■ EXERCISE DESCRIPTION:
Write out the records below word for word, please.

Records

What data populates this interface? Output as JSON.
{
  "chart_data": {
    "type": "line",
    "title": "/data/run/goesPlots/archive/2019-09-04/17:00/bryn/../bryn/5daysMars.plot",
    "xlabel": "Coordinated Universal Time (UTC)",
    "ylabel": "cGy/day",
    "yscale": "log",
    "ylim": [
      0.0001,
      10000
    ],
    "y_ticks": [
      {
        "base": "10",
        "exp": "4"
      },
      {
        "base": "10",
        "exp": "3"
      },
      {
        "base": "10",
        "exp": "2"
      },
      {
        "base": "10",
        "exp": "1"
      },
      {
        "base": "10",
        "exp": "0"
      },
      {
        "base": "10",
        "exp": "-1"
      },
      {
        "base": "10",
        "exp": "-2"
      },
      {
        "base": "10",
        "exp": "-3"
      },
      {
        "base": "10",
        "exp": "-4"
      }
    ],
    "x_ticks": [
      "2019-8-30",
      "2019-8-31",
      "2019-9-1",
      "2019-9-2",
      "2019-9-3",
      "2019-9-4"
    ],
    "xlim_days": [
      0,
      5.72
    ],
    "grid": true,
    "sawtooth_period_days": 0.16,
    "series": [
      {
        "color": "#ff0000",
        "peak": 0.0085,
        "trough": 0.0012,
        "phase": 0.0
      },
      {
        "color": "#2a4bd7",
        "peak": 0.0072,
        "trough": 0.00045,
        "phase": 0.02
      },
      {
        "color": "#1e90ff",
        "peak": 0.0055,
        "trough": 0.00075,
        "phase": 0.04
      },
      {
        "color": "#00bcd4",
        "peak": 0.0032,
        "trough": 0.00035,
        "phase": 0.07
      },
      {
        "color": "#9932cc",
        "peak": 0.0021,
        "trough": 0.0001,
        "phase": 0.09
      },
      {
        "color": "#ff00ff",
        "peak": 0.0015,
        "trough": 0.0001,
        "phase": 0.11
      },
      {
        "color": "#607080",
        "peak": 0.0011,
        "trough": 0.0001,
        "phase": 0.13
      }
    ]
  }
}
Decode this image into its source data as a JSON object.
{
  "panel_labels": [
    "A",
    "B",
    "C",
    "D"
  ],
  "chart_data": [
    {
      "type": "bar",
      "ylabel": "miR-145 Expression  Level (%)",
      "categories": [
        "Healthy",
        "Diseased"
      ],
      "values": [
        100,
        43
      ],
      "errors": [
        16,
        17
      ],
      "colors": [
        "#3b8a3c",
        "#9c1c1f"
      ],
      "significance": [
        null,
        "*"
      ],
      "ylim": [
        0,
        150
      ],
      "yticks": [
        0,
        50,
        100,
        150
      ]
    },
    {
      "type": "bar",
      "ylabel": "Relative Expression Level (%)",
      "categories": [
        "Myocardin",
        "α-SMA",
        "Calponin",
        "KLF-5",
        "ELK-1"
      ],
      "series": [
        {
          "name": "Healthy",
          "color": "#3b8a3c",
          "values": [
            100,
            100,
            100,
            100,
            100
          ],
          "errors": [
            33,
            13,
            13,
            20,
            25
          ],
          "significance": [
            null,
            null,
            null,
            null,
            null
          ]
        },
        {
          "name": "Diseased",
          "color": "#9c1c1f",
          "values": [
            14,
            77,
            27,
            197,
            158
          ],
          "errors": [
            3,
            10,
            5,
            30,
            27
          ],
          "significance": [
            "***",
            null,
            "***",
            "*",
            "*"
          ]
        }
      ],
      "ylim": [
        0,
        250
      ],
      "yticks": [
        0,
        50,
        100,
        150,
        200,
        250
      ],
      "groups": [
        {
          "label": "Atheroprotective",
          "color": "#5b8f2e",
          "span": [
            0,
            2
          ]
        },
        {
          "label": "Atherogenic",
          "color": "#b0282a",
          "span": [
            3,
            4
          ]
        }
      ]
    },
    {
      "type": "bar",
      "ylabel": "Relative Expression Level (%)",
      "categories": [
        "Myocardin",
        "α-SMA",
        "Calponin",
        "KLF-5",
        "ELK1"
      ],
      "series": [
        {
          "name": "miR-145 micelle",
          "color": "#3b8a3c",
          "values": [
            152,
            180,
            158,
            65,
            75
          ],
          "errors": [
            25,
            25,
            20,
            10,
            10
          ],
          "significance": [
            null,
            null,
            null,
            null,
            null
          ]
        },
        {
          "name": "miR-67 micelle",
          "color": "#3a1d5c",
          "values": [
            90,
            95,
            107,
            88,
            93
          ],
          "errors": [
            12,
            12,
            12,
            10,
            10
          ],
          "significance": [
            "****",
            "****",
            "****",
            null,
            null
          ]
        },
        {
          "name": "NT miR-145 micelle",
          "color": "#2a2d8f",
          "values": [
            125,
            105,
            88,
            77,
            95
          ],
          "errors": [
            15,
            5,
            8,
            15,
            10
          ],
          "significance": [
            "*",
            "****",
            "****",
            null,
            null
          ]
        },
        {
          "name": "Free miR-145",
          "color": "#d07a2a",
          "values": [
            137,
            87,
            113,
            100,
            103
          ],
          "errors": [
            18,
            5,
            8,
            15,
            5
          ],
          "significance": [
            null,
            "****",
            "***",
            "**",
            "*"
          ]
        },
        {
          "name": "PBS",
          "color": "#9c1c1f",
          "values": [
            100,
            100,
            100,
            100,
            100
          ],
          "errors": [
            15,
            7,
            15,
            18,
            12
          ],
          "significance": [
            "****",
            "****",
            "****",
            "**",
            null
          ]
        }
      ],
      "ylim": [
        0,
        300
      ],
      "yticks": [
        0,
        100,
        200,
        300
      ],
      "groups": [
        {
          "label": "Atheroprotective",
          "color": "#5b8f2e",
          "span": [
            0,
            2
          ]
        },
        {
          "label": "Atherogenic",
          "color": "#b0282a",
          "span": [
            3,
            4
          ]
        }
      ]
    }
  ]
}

■ RESPONSE FOR THIS EXERCISE:
What data populates this interface? Output as JSON.
{
  "chart_data": {
    "type": "line",
    "title": "/data/run/goesPlots/archive/2019-09-04/17:00/bryn/../bryn/5daysMars.plot",
    "xlabel": "Coordinated Universal Time (UTC)",
    "ylabel": "cGy/day",
    "yscale": "log",
    "ylim": [
      0.0001,
      10000
    ],
    "y_ticks": [
      {
        "base": "10",
        "exp": "4"
      },
      {
        "base": "10",
        "exp": "3"
      },
      {
        "base": "10",
        "exp": "2"
      },
      {
        "base": "10",
        "exp": "1"
      },
      {
        "base": "10",
        "exp": "0"
      },
      {
        "base": "10",
        "exp": "-1"
      },
      {
        "base": "10",
        "exp": "-2"
      },
      {
        "base": "10",
        "exp": "-3"
      },
      {
        "base": "10",
        "exp": "-4"
      }
    ],
    "x_ticks": [
      "2019-8-30",
      "2019-8-31",
      "2019-9-1",
      "2019-9-2",
      "2019-9-3",
      "2019-9-4"
    ],
    "xlim_days": [
      0,
      5.72
    ],
    "grid": true,
    "sawtooth_period_days": 0.16,
    "series": [
      {
        "color": "#ff0000",
        "peak": 0.0085,
        "trough": 0.0012,
        "phase": 0.0
      },
      {
        "color": "#2a4bd7",
        "peak": 0.0072,
        "trough": 0.00045,
        "phase": 0.02
      },
      {
        "color": "#1e90ff",
        "peak": 0.0055,
        "trough": 0.00075,
        "phase": 0.04
      },
      {
        "color": "#00bcd4",
        "peak": 0.0032,
        "trough": 0.00035,
        "phase": 0.07
      },
      {
        "color": "#9932cc",
        "peak": 0.0021,
        "trough": 0.0001,
        "phase": 0.09
      },
      {
        "color": "#ff00ff",
        "peak": 0.0015,
        "trough": 0.0001,
        "phase": 0.11
      },
      {
        "color": "#607080",
        "peak": 0.0011,
        "trough": 0.0001,
        "phase": 0.13
      }
    ]
  }
}
Decode this image into its source data as a JSON object.
{
  "panel_labels": [
    "A",
    "B",
    "C",
    "D"
  ],
  "chart_data": [
    {
      "type": "bar",
      "ylabel": "miR-145 Expression  Level (%)",
      "categories": [
        "Healthy",
        "Diseased"
      ],
      "values": [
        100,
        43
      ],
      "errors": [
        16,
        17
      ],
      "colors": [
        "#3b8a3c",
        "#9c1c1f"
      ],
      "significance": [
        null,
        "*"
      ],
      "ylim": [
        0,
        150
      ],
      "yticks": [
        0,
        50,
        100,
        150
      ]
    },
    {
      "type": "bar",
      "ylabel": "Relative Expression Level (%)",
      "categories": [
        "Myocardin",
        "α-SMA",
        "Calponin",
        "KLF-5",
        "ELK-1"
      ],
      "series": [
        {
          "name": "Healthy",
          "color": "#3b8a3c",
          "values": [
            100,
            100,
            100,
            100,
            100
          ],
          "errors": [
            33,
            13,
            13,
            20,
            25
          ],
          "significance": [
            null,
            null,
            null,
            null,
            null
          ]
        },
        {
          "name": "Diseased",
          "color": "#9c1c1f",
          "values": [
            14,
            77,
            27,
            197,
            158
          ],
          "errors": [
            3,
            10,
            5,
            30,
            27
          ],
          "significance": [
            "***",
            null,
            "***",
            "*",
            "*"
          ]
        }
      ],
      "ylim": [
        0,
        250
      ],
      "yticks": [
        0,
        50,
        100,
        150,
        200,
        250
      ],
      "groups": [
        {
          "label": "Atheroprotective",
          "color": "#5b8f2e",
          "span": [
            0,
            2
          ]
        },
        {
          "label": "Atherogenic",
          "color": "#b0282a",
          "span": [
            3,
            4
          ]
        }
      ]
    },
    {
      "type": "bar",
      "ylabel": "Relative Expression Level (%)",
      "categories": [
        "Myocardin",
        "α-SMA",
        "Calponin",
        "KLF-5",
        "ELK1"
      ],
      "series": [
        {
          "name": "miR-145 micelle",
          "color": "#3b8a3c",
          "values": [
            152,
            180,
            158,
            65,
            75
          ],
          "errors": [
            25,
            25,
            20,
            10,
            10
          ],
          "significance": [
            null,
            null,
            null,
            null,
            null
          ]
        },
        {
          "name": "miR-67 micelle",
          "color": "#3a1d5c",
          "values": [
            90,
            95,
            107,
            88,
            93
          ],
          "errors": [
            12,
            12,
            12,
            10,
            10
          ],
          "significance": [
            "****",
            "****",
            "****",
            null,
            null
          ]
        },
        {
          "name": "NT miR-145 micelle",
          "color": "#2a2d8f",
          "values": [
            125,
            105,
            88,
            77,
            95
          ],
          "errors": [
            15,
            5,
            8,
            15,
            10
          ],
          "significance": [
            "*",
            "****",
            "****",
            null,
            null
          ]
        },
        {
          "name": "Free miR-145",
          "color": "#d07a2a",
          "values": [
            137,
            87,
            113,
            100,
            103
          ],
          "errors": [
            18,
            5,
            8,
            15,
            5
          ],
          "significance": [
            null,
            "****",
            "***",
            "**",
            "*"
          ]
        },
        {
          "name": "PBS",
          "color": "#9c1c1f",
          "values": [
            100,
            100,
            100,
            100,
            100
          ],
          "errors": [
            15,
            7,
            15,
            18,
            12
          ],
          "significance": [
            "****",
            "****",
            "****",
            "**",
            null
          ]
        }
      ],
      "ylim": [
        0,
        300
      ],
      "yticks": [
        0,
        100,
        200,
        300
      ],
      "groups": [
        {
          "label": "Atheroprotective",
          "color": "#5b8f2e",
          "span": [
            0,
            2
          ]
        },
        {
          "label": "Atherogenic",
          "color": "#b0282a",
          "span": [
            3,
            4
          ]
        }
      ]
    }
  ]
}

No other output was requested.